— What you are asked to do —
Retype each entry below, keeping every character the same.

______________________________

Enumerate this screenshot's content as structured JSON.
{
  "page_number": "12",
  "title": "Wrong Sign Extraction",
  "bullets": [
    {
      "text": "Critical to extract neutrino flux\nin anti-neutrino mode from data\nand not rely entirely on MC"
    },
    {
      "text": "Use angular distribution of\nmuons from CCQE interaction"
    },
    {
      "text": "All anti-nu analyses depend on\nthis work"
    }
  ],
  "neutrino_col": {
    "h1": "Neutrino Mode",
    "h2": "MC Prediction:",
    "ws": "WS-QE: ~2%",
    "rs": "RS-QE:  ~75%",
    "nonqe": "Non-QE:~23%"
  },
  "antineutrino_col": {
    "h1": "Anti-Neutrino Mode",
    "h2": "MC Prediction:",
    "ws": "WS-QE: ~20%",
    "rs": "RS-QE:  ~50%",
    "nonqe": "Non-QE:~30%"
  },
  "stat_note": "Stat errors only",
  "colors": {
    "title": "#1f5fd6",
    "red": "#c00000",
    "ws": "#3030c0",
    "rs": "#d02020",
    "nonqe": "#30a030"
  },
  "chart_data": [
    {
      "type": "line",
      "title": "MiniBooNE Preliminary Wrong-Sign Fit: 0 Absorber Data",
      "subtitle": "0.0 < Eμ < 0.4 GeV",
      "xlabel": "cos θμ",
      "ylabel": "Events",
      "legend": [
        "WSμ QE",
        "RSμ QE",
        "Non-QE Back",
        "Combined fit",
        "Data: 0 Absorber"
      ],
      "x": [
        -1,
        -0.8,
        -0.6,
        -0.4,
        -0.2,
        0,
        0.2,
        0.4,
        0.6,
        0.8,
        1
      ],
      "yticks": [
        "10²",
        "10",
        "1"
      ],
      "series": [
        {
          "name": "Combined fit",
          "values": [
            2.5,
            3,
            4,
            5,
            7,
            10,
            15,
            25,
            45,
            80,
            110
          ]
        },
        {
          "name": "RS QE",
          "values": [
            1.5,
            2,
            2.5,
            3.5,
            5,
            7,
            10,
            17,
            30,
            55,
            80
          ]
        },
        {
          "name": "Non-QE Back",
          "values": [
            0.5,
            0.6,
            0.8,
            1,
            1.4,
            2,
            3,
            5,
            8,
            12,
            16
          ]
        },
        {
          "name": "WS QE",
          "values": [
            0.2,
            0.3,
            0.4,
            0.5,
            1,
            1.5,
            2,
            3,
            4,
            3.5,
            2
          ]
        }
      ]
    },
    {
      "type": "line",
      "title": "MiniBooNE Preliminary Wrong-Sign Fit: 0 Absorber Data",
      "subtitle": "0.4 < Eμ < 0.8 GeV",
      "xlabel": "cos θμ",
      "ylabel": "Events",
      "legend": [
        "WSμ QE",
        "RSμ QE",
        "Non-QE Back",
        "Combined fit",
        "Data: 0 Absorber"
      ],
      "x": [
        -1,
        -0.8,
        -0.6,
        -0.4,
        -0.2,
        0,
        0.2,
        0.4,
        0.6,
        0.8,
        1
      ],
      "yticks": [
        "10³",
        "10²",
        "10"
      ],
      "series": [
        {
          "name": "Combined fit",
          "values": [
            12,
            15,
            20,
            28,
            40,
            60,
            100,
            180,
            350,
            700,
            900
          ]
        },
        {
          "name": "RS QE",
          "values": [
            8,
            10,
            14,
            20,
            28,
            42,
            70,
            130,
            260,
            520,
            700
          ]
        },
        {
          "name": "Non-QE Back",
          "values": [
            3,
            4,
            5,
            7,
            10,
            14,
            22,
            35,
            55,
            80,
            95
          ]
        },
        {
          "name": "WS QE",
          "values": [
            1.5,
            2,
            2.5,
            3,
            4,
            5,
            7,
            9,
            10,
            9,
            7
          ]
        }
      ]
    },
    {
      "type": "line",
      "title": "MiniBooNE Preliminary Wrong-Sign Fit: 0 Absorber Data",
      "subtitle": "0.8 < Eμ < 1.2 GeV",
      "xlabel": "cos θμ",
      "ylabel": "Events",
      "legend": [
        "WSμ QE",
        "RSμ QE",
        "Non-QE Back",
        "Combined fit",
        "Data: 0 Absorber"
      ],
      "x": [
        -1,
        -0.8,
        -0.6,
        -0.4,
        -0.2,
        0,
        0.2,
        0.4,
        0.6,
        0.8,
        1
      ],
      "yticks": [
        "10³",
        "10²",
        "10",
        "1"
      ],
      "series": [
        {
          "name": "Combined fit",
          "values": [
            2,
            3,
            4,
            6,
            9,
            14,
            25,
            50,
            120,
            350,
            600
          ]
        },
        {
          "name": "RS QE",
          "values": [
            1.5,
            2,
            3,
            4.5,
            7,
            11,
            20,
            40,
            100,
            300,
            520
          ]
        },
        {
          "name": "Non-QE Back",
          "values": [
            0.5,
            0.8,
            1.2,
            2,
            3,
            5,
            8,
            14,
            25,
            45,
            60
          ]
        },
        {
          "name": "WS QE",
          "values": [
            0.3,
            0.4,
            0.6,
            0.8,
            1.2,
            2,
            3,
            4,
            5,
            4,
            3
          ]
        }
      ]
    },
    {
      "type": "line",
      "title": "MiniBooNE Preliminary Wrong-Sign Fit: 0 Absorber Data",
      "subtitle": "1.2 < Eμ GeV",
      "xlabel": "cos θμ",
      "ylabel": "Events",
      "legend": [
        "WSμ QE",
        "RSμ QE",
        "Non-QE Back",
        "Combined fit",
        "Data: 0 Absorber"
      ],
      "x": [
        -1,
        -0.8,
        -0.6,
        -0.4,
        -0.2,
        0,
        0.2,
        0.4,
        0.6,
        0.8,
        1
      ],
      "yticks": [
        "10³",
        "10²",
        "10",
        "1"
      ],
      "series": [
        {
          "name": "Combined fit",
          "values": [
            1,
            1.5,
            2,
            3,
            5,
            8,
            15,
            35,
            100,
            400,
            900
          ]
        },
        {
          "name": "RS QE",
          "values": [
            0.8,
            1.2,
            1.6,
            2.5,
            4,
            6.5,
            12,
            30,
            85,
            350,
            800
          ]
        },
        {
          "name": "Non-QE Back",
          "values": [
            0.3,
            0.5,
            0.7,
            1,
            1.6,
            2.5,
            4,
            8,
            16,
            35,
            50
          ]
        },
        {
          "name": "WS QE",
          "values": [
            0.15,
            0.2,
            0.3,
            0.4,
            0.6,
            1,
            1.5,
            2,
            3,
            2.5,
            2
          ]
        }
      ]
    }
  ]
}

______________________________

— Task answer —
Enumerate this screenshot's content as structured JSON.
{
  "page_number": "12",
  "title": "Wrong Sign Extraction",
  "bullets": [
    {
      "text": "Critical to extract neutrino flux\nin anti-neutrino mode from data\nand not rely entirely on MC"
    },
    {
      "text": "Use angular distribution of\nmuons from CCQE interaction"
    },
    {
      "text": "All anti-nu analyses depend on\nthis work"
    }
  ],
  "neutrino_col": {
    "h1": "Neutrino Mode",
    "h2": "MC Prediction:",
    "ws": "WS-QE: ~2%",
    "rs": "RS-QE:  ~75%",
    "nonqe": "Non-QE:~23%"
  },
  "antineutrino_col": {
    "h1": "Anti-Neutrino Mode",
    "h2": "MC Prediction:",
    "ws": "WS-QE: ~20%",
    "rs": "RS-QE:  ~50%",
    "nonqe": "Non-QE:~30%"
  },
  "stat_note": "Stat errors only",
  "colors": {
    "title": "#1f5fd6",
    "red": "#c00000",
    "ws": "#3030c0",
    "rs": "#d02020",
    "nonqe": "#30a030"
  },
  "chart_data": [
    {
      "type": "line",
      "title": "MiniBooNE Preliminary Wrong-Sign Fit: 0 Absorber Data",
      "subtitle": "0.0 < Eμ < 0.4 GeV",
      "xlabel": "cos θμ",
      "ylabel": "Events",
      "legend": [
        "WSμ QE",
        "RSμ QE",
        "Non-QE Back",
        "Combined fit",
        "Data: 0 Absorber"
      ],
      "x": [
        -1,
        -0.8,
        -0.6,
        -0.4,
        -0.2,
        0,
        0.2,
        0.4,
        0.6,
        0.8,
        1
      ],
      "yticks": [
        "10²",
        "10",
        "1"
      ],
      "series": [
        {
          "name": "Combined fit",
          "values": [
            2.5,
            3,
            4,
            5,
            7,
            10,
            15,
            25,
            45,
            80,
            110
          ]
        },
        {
          "name": "RS QE",
          "values": [
            1.5,
            2,
            2.5,
            3.5,
            5,
            7,
            10,
            17,
            30,
            55,
            80
          ]
        },
        {
          "name": "Non-QE Back",
          "values": [
            0.5,
            0.6,
            0.8,
            1,
            1.4,
            2,
            3,
            5,
            8,
            12,
            16
          ]
        },
        {
          "name": "WS QE",
          "values": [
            0.2,
            0.3,
            0.4,
            0.5,
            1,
            1.5,
            2,
            3,
            4,
            3.5,
            2
          ]
        }
      ]
    },
    {
      "type": "line",
      "title": "MiniBooNE Preliminary Wrong-Sign Fit: 0 Absorber Data",
      "subtitle": "0.4 < Eμ < 0.8 GeV",
      "xlabel": "cos θμ",
      "ylabel": "Events",
      "legend": [
        "WSμ QE",
        "RSμ QE",
        "Non-QE Back",
        "Combined fit",
        "Data: 0 Absorber"
      ],
      "x": [
        -1,
        -0.8,
        -0.6,
        -0.4,
        -0.2,
        0,
        0.2,
        0.4,
        0.6,
        0.8,
        1
      ],
      "yticks": [
        "10³",
        "10²",
        "10"
      ],
      "series": [
        {
          "name": "Combined fit",
          "values": [
            12,
            15,
            20,
            28,
            40,
            60,
            100,
            180,
            350,
            700,
            900
          ]
        },
        {
          "name": "RS QE",
          "values": [
            8,
            10,
            14,
            20,
            28,
            42,
            70,
            130,
            260,
            520,
            700
          ]
        },
        {
          "name": "Non-QE Back",
          "values": [
            3,
            4,
            5,
            7,
            10,
            14,
            22,
            35,
            55,
            80,
            95
          ]
        },
        {
          "name": "WS QE",
          "values": [
            1.5,
            2,
            2.5,
            3,
            4,
            5,
            7,
            9,
            10,
            9,
            7
          ]
        }
      ]
    },
    {
      "type": "line",
      "title": "MiniBooNE Preliminary Wrong-Sign Fit: 0 Absorber Data",
      "subtitle": "0.8 < Eμ < 1.2 GeV",
      "xlabel": "cos θμ",
      "ylabel": "Events",
      "legend": [
        "WSμ QE",
        "RSμ QE",
        "Non-QE Back",
        "Combined fit",
        "Data: 0 Absorber"
      ],
      "x": [
        -1,
        -0.8,
        -0.6,
        -0.4,
        -0.2,
        0,
        0.2,
        0.4,
        0.6,
        0.8,
        1
      ],
      "yticks": [
        "10³",
        "10²",
        "10",
        "1"
      ],
      "series": [
        {
          "name": "Combined fit",
          "values": [
            2,
            3,
            4,
            6,
            9,
            14,
            25,
            50,
            120,
            350,
            600
          ]
        },
        {
          "name": "RS QE",
          "values": [
            1.5,
            2,
            3,
            4.5,
            7,
            11,
            20,
            40,
            100,
            300,
            520
          ]
        },
        {
          "name": "Non-QE Back",
          "values": [
            0.5,
            0.8,
            1.2,
            2,
            3,
            5,
            8,
            14,
            25,
            45,
            60
          ]
        },
        {
          "name": "WS QE",
          "values": [
            0.3,
            0.4,
            0.6,
            0.8,
            1.2,
            2,
            3,
            4,
            5,
            4,
            3
          ]
        }
      ]
    },
    {
      "type": "line",
      "title": "MiniBooNE Preliminary Wrong-Sign Fit: 0 Absorber Data",
      "subtitle": "1.2 < Eμ GeV",
      "xlabel": "cos θμ",
      "ylabel": "Events",
      "legend": [
        "WSμ QE",
        "RSμ QE",
        "Non-QE Back",
        "Combined fit",
        "Data: 0 Absorber"
      ],
      "x": [
        -1,
        -0.8,
        -0.6,
        -0.4,
        -0.2,
        0,
        0.2,
        0.4,
        0.6,
        0.8,
        1
      ],
      "yticks": [
        "10³",
        "10²",
        "10",
        "1"
      ],
      "series": [
        {
          "name": "Combined fit",
          "values": [
            1,
            1.5,
            2,
            3,
            5,
            8,
            15,
            35,
            100,
            400,
            900
          ]
        },
        {
          "name": "RS QE",
          "values": [
            0.8,
            1.2,
            1.6,
            2.5,
            4,
            6.5,
            12,
            30,
            85,
            350,
            800
          ]
        },
        {
          "name": "Non-QE Back",
          "values": [
            0.3,
            0.5,
            0.7,
            1,
            1.6,
            2.5,
            4,
            8,
            16,
            35,
            50
          ]
        },
        {
          "name": "WS QE",
          "values": [
            0.15,
            0.2,
            0.3,
            0.4,
            0.6,
            1,
            1.5,
            2,
            3,
            2.5,
            2
          ]
        }
      ]
    }
  ]
}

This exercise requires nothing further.